▶ _WHAT THE EXERCISE ASKS_
Where a line holds "salinity", copy it.

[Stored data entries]

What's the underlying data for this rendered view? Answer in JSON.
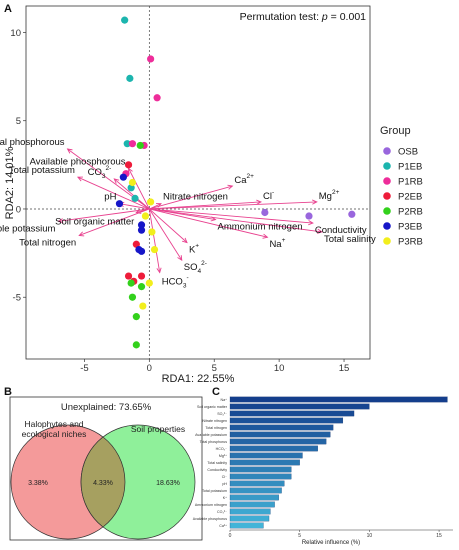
{
  "panels": {
    "a": "A",
    "b": "B",
    "c": "C"
  },
  "chart_data": [
    {
      "type": "scatter",
      "annotation": "Permutation test: p = 0.001",
      "annotation_prefix": "Permutation test: ",
      "annotation_p": "p",
      "annotation_suffix": " = 0.001",
      "xlabel": "RDA1: 22.55%",
      "ylabel": "RDA2: 14.01%",
      "xlim": [
        -9.5,
        17
      ],
      "ylim": [
        -8.5,
        11.5
      ],
      "x_ticks": [
        -5,
        0,
        5,
        10,
        15
      ],
      "y_ticks": [
        -5,
        0,
        5,
        10
      ],
      "grid": false,
      "legend_title": "Group",
      "legend_position": "right",
      "groups": [
        {
          "name": "OSB",
          "color": "#9966dd",
          "points": [
            [
              8.9,
              -0.2
            ],
            [
              12.3,
              -0.4
            ],
            [
              15.6,
              -0.3
            ]
          ]
        },
        {
          "name": "P1EB",
          "color": "#1cb5ae",
          "points": [
            [
              -1.9,
              10.7
            ],
            [
              -1.5,
              7.4
            ],
            [
              -1.7,
              3.7
            ],
            [
              -1.4,
              1.2
            ],
            [
              -1.1,
              0.6
            ]
          ]
        },
        {
          "name": "P1RB",
          "color": "#ee2d9a",
          "points": [
            [
              0.1,
              8.5
            ],
            [
              0.6,
              6.3
            ],
            [
              -1.3,
              3.7
            ],
            [
              -0.4,
              3.6
            ],
            [
              -1.8,
              2.0
            ]
          ]
        },
        {
          "name": "P2EB",
          "color": "#ee1c3a",
          "points": [
            [
              -1.6,
              2.5
            ],
            [
              -1.0,
              -2.0
            ],
            [
              -1.6,
              -3.8
            ],
            [
              -1.2,
              -4.1
            ],
            [
              -0.6,
              -3.8
            ]
          ]
        },
        {
          "name": "P2RB",
          "color": "#33d11c",
          "points": [
            [
              -0.7,
              3.6
            ],
            [
              -1.4,
              -4.2
            ],
            [
              -1.3,
              -5.0
            ],
            [
              -0.6,
              -4.4
            ],
            [
              -1.0,
              -6.1
            ],
            [
              -1.0,
              -7.7
            ]
          ]
        },
        {
          "name": "P3EB",
          "color": "#1616c8",
          "points": [
            [
              -2.3,
              0.3
            ],
            [
              -2.0,
              1.8
            ],
            [
              -0.6,
              -0.9
            ],
            [
              -0.6,
              -1.2
            ],
            [
              -0.8,
              -2.3
            ],
            [
              -0.6,
              -2.4
            ]
          ]
        },
        {
          "name": "P3RB",
          "color": "#f2ee1c",
          "points": [
            [
              -1.3,
              1.5
            ],
            [
              0.1,
              0.4
            ],
            [
              -0.3,
              -0.4
            ],
            [
              0.2,
              -1.3
            ],
            [
              0.4,
              -2.3
            ],
            [
              0.0,
              -4.2
            ],
            [
              -0.5,
              -5.5
            ]
          ]
        }
      ],
      "vectors": [
        {
          "label": "Total phosphorous",
          "x": -6.3,
          "y": 3.4
        },
        {
          "label": "Total potassium",
          "x": -5.5,
          "y": 1.8
        },
        {
          "label": "CO3",
          "sub": "3",
          "sup": "2-",
          "x": -2.7,
          "y": 1.7
        },
        {
          "label": "Available phosphorous",
          "x": -1.6,
          "y": 2.3
        },
        {
          "label": "pH",
          "x": -2.3,
          "y": 0.3
        },
        {
          "label": "Soil organic matter",
          "x": -1.0,
          "y": -0.2
        },
        {
          "label": "Nitrate nitrogen",
          "x": 0.9,
          "y": 0.3
        },
        {
          "label": "Ca",
          "sup": "2+",
          "x": 6.4,
          "y": 1.3
        },
        {
          "label": "Cl",
          "sup": "-",
          "x": 8.6,
          "y": 0.4
        },
        {
          "label": "Mg",
          "sup": "2+",
          "x": 12.9,
          "y": 0.4
        },
        {
          "label": "Ammonium nitrogen",
          "x": 5.1,
          "y": -0.6
        },
        {
          "label": "Conductivity",
          "x": 12.6,
          "y": -0.8
        },
        {
          "label": "Total salinity",
          "x": 13.3,
          "y": -1.3
        },
        {
          "label": "Na",
          "sup": "+",
          "x": 9.1,
          "y": -1.6
        },
        {
          "label": "Available potassium",
          "x": -7.0,
          "y": -0.7
        },
        {
          "label": "Total nitrogen",
          "x": -5.4,
          "y": -1.5
        },
        {
          "label": "K",
          "sup": "+",
          "x": 2.9,
          "y": -1.9
        },
        {
          "label": "SO4",
          "sub": "4",
          "sup": "2-",
          "x": 2.5,
          "y": -2.9
        },
        {
          "label": "HCO3",
          "sub": "3",
          "sup": "-",
          "x": 0.8,
          "y": -3.6
        }
      ]
    },
    {
      "type": "venn",
      "title": "Unexplained: 73.65%",
      "sets": [
        {
          "name": "Halophytes and ecological niches",
          "name_lines": [
            "Halophytes and",
            "ecological niches"
          ],
          "color": "#f49a9a",
          "only": "3.38%"
        },
        {
          "name": "Soil properties",
          "name_lines": [
            "Soil properties"
          ],
          "color": "#8ff09a",
          "only": "18.63%"
        }
      ],
      "intersection": "4.33%",
      "intersection_color": "#a6a060"
    },
    {
      "type": "bar",
      "orientation": "horizontal",
      "xlabel": "Relative influence (%)",
      "xlim": [
        0,
        16
      ],
      "x_ticks": [
        0,
        5,
        10,
        15
      ],
      "categories": [
        "Na⁺",
        "Soil organic matter",
        "SO₄²⁻",
        "Nitrate nitrogen",
        "Total nitrogen",
        "Available potassium",
        "Total phosphorus",
        "HCO₃⁻",
        "Mg²⁺",
        "Total salinity",
        "Conductivity",
        "Cl⁻",
        "pH",
        "Total potassium",
        "K⁺",
        "Ammonium nitrogen",
        "CO₃²⁻",
        "Available phosphorus",
        "Ca²⁺"
      ],
      "values": [
        15.6,
        10.0,
        8.9,
        8.1,
        7.4,
        7.2,
        6.9,
        6.3,
        5.2,
        5.0,
        4.4,
        4.4,
        3.9,
        3.7,
        3.5,
        3.2,
        2.9,
        2.8,
        2.4
      ],
      "color_dark": "#143e8c",
      "color_light": "#43b4d8"
    }
  ]
}
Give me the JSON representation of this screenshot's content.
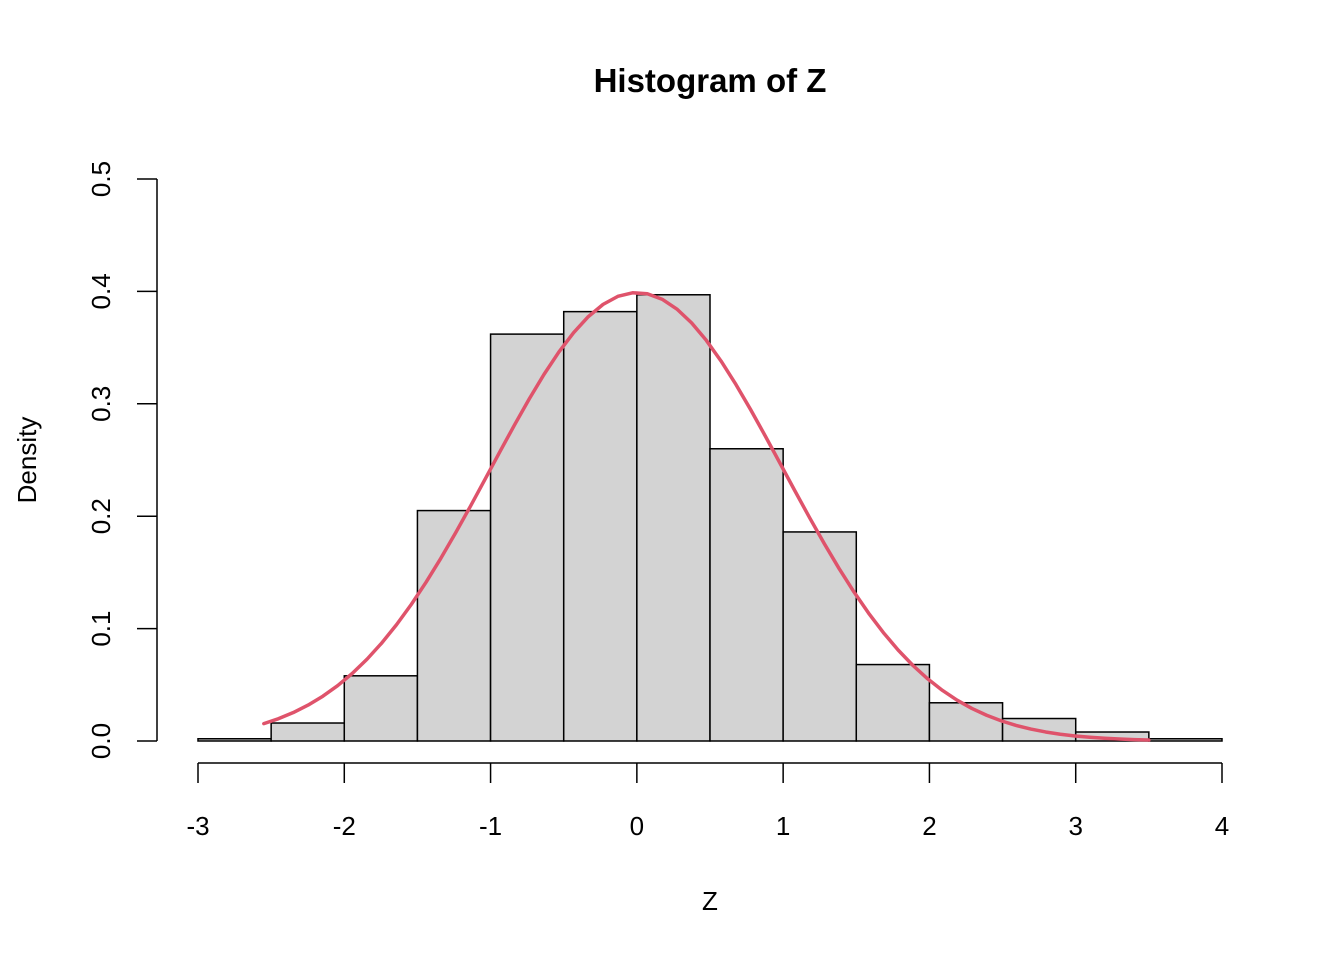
{
  "chart_data": {
    "type": "bar",
    "title": "Histogram of Z",
    "xlabel": "Z",
    "ylabel": "Density",
    "xlim": [
      -3,
      4
    ],
    "ylim": [
      0,
      0.5
    ],
    "x_ticks": [
      -3,
      -2,
      -1,
      0,
      1,
      2,
      3,
      4
    ],
    "x_tick_labels": [
      "-3",
      "-2",
      "-1",
      "0",
      "1",
      "2",
      "3",
      "4"
    ],
    "y_ticks": [
      0,
      0.1,
      0.2,
      0.3,
      0.4,
      0.5
    ],
    "y_tick_labels": [
      "0.0",
      "0.1",
      "0.2",
      "0.3",
      "0.4",
      "0.5"
    ],
    "grid": false,
    "bins": [
      {
        "start": -3.0,
        "end": -2.5,
        "density": 0.002
      },
      {
        "start": -2.5,
        "end": -2.0,
        "density": 0.016
      },
      {
        "start": -2.0,
        "end": -1.5,
        "density": 0.058
      },
      {
        "start": -1.5,
        "end": -1.0,
        "density": 0.205
      },
      {
        "start": -1.0,
        "end": -0.5,
        "density": 0.362
      },
      {
        "start": -0.5,
        "end": 0.0,
        "density": 0.382
      },
      {
        "start": 0.0,
        "end": 0.5,
        "density": 0.397
      },
      {
        "start": 0.5,
        "end": 1.0,
        "density": 0.26
      },
      {
        "start": 1.0,
        "end": 1.5,
        "density": 0.186
      },
      {
        "start": 1.5,
        "end": 2.0,
        "density": 0.068
      },
      {
        "start": 2.0,
        "end": 2.5,
        "density": 0.034
      },
      {
        "start": 2.5,
        "end": 3.0,
        "density": 0.02
      },
      {
        "start": 3.0,
        "end": 3.5,
        "density": 0.008
      },
      {
        "start": 3.5,
        "end": 4.0,
        "density": 0.002
      }
    ],
    "bar_fill": "#d3d3d3",
    "bar_stroke": "#000000",
    "curve": {
      "type": "line",
      "color": "#df536b",
      "x_from": -2.55,
      "x_to": 3.5,
      "mean": 0,
      "sd": 1
    }
  }
}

▶ _SOLUTION FOR THIS PROBLEM_
          "label": "Total salinity",
        "Total salinity",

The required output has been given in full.